**CHALLENGE**
Take the data that follows and retype it word for word.

## Start ROWS

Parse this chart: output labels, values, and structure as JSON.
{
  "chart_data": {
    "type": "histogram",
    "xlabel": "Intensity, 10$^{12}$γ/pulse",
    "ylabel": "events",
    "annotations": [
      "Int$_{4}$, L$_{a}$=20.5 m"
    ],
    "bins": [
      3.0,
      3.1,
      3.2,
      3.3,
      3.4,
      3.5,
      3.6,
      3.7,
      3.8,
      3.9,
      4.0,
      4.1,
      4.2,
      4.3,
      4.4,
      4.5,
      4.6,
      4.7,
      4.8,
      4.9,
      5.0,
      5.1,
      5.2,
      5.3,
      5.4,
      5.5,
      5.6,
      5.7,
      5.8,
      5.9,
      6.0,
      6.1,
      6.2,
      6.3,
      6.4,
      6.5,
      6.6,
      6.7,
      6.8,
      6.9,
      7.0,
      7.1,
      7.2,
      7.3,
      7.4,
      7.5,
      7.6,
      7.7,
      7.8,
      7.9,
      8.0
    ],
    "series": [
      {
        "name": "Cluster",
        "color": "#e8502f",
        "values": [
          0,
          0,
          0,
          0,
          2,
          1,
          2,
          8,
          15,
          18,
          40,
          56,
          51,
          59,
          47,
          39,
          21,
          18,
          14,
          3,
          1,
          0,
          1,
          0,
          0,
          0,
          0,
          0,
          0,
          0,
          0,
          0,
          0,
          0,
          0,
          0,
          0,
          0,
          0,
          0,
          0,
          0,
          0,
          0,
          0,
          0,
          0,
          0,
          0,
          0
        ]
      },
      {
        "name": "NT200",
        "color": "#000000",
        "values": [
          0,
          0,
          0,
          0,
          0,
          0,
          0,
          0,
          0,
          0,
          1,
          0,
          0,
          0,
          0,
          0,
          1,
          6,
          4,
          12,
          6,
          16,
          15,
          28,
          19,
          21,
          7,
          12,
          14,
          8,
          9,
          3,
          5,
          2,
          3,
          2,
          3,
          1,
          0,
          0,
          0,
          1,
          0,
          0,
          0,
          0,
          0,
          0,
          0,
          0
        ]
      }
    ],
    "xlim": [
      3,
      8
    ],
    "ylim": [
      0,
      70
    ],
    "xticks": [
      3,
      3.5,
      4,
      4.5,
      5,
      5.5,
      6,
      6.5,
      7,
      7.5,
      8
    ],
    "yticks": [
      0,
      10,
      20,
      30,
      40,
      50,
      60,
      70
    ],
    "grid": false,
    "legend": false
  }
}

## End ROWS

**RESPONSE TO THE EXERCISE**
Parse this chart: output labels, values, and structure as JSON.
{
  "chart_data": {
    "type": "histogram",
    "xlabel": "Intensity, 10$^{12}$γ/pulse",
    "ylabel": "events",
    "annotations": [
      "Int$_{4}$, L$_{a}$=20.5 m"
    ],
    "bins": [
      3.0,
      3.1,
      3.2,
      3.3,
      3.4,
      3.5,
      3.6,
      3.7,
      3.8,
      3.9,
      4.0,
      4.1,
      4.2,
      4.3,
      4.4,
      4.5,
      4.6,
      4.7,
      4.8,
      4.9,
      5.0,
      5.1,
      5.2,
      5.3,
      5.4,
      5.5,
      5.6,
      5.7,
      5.8,
      5.9,
      6.0,
      6.1,
      6.2,
      6.3,
      6.4,
      6.5,
      6.6,
      6.7,
      6.8,
      6.9,
      7.0,
      7.1,
      7.2,
      7.3,
      7.4,
      7.5,
      7.6,
      7.7,
      7.8,
      7.9,
      8.0
    ],
    "series": [
      {
        "name": "Cluster",
        "color": "#e8502f",
        "values": [
          0,
          0,
          0,
          0,
          2,
          1,
          2,
          8,
          15,
          18,
          40,
          56,
          51,
          59,
          47,
          39,
          21,
          18,
          14,
          3,
          1,
          0,
          1,
          0,
          0,
          0,
          0,
          0,
          0,
          0,
          0,
          0,
          0,
          0,
          0,
          0,
          0,
          0,
          0,
          0,
          0,
          0,
          0,
          0,
          0,
          0,
          0,
          0,
          0,
          0
        ]
      },
      {
        "name": "NT200",
        "color": "#000000",
        "values": [
          0,
          0,
          0,
          0,
          0,
          0,
          0,
          0,
          0,
          0,
          1,
          0,
          0,
          0,
          0,
          0,
          1,
          6,
          4,
          12,
          6,
          16,
          15,
          28,
          19,
          21,
          7,
          12,
          14,
          8,
          9,
          3,
          5,
          2,
          3,
          2,
          3,
          1,
          0,
          0,
          0,
          1,
          0,
          0,
          0,
          0,
          0,
          0,
          0,
          0
        ]
      }
    ],
    "xlim": [
      3,
      8
    ],
    "ylim": [
      0,
      70
    ],
    "xticks": [
      3,
      3.5,
      4,
      4.5,
      5,
      5.5,
      6,
      6.5,
      7,
      7.5,
      8
    ],
    "yticks": [
      0,
      10,
      20,
      30,
      40,
      50,
      60,
      70
    ],
    "grid": false,
    "legend": false
  }
}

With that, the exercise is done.